┌────────

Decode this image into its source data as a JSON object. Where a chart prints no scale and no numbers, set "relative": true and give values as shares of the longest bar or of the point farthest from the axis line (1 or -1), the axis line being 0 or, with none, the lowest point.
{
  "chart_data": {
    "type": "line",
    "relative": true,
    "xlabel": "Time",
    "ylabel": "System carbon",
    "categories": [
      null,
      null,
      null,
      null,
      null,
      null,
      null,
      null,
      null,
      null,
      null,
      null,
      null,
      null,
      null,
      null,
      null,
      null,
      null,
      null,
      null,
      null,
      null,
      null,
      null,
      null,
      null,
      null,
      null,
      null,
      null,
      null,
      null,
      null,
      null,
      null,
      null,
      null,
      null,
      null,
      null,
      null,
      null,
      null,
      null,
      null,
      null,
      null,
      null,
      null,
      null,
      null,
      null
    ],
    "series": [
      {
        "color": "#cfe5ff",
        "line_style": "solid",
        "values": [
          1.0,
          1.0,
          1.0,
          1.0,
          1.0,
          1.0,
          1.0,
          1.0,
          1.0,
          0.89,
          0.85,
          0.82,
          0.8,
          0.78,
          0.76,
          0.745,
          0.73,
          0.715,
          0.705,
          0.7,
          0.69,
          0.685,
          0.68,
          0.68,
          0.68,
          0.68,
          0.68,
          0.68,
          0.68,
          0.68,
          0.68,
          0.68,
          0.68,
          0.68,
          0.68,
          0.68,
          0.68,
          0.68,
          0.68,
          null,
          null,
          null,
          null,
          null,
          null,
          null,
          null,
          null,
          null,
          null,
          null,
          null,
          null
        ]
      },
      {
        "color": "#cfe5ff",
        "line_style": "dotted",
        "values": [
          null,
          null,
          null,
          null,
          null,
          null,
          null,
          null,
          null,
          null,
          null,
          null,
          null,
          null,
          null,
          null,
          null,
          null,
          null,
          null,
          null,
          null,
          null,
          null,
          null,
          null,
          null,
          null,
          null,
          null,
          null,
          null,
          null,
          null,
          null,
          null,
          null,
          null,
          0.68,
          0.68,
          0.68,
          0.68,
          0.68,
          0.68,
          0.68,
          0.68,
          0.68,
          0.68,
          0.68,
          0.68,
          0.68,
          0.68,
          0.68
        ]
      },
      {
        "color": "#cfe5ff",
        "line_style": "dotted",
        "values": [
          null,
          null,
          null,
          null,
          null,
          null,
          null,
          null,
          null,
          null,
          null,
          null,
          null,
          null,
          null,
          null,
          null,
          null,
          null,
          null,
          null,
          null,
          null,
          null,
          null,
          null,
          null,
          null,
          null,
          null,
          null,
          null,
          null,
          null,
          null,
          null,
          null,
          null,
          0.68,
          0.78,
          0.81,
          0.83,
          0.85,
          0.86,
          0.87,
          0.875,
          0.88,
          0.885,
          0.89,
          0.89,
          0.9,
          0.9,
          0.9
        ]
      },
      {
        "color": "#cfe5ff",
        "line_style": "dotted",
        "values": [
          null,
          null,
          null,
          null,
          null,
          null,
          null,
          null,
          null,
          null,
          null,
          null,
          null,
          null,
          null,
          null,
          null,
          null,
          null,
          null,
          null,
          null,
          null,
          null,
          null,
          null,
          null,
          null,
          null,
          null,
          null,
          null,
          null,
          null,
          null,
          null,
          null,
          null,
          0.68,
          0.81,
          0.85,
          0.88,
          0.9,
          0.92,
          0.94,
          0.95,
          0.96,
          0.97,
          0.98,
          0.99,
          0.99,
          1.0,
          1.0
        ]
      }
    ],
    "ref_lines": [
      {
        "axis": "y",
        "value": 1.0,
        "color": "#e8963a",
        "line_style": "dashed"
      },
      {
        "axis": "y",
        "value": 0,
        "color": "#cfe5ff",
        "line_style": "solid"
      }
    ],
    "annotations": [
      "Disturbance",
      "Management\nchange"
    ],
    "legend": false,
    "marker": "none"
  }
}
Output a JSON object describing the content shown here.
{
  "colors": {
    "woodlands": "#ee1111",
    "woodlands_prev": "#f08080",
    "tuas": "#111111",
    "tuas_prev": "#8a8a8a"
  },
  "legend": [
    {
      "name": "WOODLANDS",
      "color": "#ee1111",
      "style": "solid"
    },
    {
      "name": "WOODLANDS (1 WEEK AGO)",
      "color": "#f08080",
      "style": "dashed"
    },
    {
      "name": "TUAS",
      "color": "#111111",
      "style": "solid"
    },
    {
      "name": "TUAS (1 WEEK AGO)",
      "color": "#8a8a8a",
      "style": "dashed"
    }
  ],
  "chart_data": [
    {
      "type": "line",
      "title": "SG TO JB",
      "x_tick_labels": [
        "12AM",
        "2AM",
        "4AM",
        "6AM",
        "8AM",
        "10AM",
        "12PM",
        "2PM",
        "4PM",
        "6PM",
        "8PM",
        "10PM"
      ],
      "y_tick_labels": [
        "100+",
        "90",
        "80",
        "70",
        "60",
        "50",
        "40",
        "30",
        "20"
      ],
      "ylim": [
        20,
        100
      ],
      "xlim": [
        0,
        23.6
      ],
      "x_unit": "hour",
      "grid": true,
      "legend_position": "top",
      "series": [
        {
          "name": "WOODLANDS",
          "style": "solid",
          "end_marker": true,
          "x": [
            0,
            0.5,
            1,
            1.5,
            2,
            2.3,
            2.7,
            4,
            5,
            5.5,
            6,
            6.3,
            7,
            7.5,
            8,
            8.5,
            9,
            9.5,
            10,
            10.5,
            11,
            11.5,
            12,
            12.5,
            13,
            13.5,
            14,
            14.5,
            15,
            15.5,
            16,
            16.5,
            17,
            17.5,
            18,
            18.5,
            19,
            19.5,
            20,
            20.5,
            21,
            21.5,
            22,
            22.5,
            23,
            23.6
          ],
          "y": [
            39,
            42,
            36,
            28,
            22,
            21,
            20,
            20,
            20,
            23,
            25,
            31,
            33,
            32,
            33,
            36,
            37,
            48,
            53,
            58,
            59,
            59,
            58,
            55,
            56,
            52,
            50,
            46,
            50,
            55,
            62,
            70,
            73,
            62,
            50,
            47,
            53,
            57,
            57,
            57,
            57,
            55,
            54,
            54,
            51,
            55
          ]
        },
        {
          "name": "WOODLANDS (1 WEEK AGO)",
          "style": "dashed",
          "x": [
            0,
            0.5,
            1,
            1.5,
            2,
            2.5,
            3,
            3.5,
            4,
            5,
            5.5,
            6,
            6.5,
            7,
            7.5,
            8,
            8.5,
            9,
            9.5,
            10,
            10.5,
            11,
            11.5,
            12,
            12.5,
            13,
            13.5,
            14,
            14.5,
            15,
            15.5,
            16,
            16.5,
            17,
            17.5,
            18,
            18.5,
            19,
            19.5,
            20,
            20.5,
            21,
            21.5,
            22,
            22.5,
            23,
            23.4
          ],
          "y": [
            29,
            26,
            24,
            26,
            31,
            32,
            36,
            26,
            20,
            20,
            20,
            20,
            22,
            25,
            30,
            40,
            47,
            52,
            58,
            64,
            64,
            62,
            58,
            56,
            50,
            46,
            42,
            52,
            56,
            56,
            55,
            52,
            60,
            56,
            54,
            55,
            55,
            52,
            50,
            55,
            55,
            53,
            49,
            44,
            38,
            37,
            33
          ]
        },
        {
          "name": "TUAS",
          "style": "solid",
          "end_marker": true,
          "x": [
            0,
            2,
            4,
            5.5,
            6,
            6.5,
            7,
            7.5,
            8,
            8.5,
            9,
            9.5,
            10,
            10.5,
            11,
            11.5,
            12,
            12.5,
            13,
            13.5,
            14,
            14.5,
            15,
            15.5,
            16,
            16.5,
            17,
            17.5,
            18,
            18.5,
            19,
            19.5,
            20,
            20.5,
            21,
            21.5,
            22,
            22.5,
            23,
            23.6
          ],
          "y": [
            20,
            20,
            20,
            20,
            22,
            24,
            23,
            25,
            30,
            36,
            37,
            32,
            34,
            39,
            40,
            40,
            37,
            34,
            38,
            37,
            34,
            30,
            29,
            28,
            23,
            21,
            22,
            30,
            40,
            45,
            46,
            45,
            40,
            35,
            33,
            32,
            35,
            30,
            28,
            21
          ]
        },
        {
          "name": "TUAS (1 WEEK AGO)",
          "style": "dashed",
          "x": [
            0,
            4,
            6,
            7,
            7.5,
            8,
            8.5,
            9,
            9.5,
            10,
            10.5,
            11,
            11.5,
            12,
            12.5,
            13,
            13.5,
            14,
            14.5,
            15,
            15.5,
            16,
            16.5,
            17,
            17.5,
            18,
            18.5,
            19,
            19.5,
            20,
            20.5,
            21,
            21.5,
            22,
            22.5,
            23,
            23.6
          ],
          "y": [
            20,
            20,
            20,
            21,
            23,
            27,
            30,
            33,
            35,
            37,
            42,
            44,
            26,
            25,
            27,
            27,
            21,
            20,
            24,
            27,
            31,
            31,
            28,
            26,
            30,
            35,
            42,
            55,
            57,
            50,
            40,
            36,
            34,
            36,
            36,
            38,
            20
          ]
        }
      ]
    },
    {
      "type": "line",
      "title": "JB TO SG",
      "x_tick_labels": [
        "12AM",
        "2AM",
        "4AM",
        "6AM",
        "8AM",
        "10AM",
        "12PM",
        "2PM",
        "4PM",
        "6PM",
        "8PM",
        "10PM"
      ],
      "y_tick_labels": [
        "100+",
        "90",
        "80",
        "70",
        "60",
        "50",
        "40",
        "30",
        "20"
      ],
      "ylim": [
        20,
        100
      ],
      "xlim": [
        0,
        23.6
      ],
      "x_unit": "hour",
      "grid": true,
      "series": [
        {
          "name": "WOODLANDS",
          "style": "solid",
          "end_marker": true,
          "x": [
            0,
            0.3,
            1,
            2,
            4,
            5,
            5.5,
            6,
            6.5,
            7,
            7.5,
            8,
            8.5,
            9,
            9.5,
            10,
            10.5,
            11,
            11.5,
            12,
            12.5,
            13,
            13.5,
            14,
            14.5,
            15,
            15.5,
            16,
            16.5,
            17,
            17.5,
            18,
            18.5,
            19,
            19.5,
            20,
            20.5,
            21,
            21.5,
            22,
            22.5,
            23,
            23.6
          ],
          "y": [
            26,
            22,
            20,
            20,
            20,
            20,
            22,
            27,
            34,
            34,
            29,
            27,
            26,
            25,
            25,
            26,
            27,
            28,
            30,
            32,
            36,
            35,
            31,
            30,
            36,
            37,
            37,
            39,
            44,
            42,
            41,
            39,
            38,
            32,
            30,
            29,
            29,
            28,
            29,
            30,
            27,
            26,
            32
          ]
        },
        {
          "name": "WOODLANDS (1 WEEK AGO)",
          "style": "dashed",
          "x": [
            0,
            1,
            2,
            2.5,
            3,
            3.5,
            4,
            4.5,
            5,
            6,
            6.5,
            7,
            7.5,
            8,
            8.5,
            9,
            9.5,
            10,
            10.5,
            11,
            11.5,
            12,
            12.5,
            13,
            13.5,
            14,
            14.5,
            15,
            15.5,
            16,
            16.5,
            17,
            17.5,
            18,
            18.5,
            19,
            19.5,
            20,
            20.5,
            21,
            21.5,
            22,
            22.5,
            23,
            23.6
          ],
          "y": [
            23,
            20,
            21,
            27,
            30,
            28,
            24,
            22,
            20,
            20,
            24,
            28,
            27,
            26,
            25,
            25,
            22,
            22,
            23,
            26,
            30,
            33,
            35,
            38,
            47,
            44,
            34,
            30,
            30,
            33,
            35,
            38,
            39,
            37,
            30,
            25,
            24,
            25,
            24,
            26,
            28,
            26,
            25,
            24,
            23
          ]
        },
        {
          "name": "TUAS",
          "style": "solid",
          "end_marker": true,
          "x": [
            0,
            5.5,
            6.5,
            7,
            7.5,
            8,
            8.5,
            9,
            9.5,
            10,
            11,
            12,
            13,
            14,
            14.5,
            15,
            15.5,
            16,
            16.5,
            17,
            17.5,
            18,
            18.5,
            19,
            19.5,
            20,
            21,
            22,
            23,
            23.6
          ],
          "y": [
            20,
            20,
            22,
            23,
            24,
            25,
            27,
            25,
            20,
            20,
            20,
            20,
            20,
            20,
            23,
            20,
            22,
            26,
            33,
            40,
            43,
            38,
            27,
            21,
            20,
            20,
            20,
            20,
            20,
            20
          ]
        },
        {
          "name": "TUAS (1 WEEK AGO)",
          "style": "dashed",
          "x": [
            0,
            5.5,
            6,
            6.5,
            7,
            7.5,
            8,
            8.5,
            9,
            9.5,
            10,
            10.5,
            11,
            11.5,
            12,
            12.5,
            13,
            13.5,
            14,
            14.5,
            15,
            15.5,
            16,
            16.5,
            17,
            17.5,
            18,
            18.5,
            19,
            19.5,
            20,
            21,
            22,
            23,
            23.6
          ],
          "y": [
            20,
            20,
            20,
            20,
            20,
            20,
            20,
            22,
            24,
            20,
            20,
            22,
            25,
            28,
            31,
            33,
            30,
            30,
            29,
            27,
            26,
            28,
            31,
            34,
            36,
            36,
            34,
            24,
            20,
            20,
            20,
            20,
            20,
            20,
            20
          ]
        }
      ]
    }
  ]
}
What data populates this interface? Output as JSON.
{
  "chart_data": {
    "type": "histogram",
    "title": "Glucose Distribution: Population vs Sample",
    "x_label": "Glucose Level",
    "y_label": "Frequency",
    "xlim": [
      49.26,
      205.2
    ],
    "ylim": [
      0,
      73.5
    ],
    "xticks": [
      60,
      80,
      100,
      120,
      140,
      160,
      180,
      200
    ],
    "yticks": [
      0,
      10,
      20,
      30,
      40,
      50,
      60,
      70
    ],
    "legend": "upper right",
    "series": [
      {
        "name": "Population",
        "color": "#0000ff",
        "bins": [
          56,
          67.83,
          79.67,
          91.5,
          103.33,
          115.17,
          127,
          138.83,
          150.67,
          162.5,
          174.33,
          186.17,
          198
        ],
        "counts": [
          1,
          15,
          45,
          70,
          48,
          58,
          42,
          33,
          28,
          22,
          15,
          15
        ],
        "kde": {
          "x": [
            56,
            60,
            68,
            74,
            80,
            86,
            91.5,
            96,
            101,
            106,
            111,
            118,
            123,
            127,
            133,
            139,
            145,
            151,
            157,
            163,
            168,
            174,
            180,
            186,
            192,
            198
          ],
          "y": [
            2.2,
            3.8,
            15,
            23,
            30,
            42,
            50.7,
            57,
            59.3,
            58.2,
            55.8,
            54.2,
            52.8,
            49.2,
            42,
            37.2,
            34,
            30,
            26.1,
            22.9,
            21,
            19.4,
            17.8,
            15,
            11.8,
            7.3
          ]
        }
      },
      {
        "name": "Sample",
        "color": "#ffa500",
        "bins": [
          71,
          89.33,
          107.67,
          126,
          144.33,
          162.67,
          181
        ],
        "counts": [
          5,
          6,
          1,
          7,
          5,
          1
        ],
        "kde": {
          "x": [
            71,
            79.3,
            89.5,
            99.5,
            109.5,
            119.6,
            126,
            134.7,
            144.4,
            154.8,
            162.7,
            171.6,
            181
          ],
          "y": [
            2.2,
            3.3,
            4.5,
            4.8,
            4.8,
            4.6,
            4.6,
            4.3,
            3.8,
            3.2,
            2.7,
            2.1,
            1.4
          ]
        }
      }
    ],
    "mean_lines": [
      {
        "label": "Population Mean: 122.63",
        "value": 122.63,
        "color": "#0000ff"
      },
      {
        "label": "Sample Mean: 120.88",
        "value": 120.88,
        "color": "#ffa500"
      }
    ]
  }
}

└────────

■ **WHAT IS EXPECTED**
List every line above containing the word "JSON".

■ **CORRECT RESULT**
Decode this image into its source data as a JSON object. Where a chart prints no scale and no numbers, set "relative": true and give values as shares of the longest bar or of the point farthest from the axis line (1 or -1), the axis line being 0 or, with none, the lowest point.
Output a JSON object describing the content shown here.
What data populates this interface? Output as JSON.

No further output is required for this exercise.